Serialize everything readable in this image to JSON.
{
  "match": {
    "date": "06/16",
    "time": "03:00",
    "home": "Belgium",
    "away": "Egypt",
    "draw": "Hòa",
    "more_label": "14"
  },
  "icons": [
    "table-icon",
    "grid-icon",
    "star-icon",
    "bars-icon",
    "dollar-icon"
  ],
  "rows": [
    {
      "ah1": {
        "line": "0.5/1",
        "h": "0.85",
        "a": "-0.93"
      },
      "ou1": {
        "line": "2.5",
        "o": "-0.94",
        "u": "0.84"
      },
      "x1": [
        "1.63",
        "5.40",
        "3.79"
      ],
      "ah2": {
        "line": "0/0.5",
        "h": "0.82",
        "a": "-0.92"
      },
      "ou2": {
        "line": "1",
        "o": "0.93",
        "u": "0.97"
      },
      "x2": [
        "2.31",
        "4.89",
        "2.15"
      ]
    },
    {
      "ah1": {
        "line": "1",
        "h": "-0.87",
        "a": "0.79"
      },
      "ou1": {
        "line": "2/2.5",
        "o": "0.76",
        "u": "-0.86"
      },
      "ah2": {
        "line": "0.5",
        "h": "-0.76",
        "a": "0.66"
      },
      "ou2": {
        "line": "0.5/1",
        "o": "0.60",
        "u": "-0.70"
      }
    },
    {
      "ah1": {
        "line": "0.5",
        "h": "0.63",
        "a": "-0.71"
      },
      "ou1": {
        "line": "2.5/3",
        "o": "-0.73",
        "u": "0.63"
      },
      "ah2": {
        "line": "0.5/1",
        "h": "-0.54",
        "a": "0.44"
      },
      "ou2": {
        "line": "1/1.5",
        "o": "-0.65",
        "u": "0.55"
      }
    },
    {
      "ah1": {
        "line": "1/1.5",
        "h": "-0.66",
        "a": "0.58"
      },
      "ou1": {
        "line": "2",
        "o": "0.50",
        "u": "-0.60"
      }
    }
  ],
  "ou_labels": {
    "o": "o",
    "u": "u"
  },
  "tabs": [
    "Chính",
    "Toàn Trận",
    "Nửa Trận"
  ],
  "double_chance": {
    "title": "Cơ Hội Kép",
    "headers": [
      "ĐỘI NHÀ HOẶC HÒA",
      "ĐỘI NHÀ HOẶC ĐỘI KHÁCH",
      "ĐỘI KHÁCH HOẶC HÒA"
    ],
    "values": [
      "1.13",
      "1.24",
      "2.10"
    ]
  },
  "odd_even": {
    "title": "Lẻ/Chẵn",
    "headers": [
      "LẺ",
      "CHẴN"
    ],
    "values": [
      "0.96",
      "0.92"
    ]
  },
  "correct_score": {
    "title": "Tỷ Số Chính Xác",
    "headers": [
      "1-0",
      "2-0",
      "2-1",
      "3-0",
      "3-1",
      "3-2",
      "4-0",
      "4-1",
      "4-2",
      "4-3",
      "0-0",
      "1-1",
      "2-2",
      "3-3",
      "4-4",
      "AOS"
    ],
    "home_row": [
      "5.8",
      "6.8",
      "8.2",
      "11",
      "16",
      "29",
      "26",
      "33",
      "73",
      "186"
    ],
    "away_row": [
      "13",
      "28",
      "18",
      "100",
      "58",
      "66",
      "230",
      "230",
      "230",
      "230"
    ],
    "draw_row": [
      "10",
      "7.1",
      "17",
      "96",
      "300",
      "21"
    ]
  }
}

**Problem:**
Lines that hold the word "HOẶC" are the ones to return, every one of them.

**In response:**
      "ĐỘI NHÀ HOẶC HÒA",
      "ĐỘI NHÀ HOẶC ĐỘI KHÁCH",
      "ĐỘI KHÁCH HOẶC HÒA"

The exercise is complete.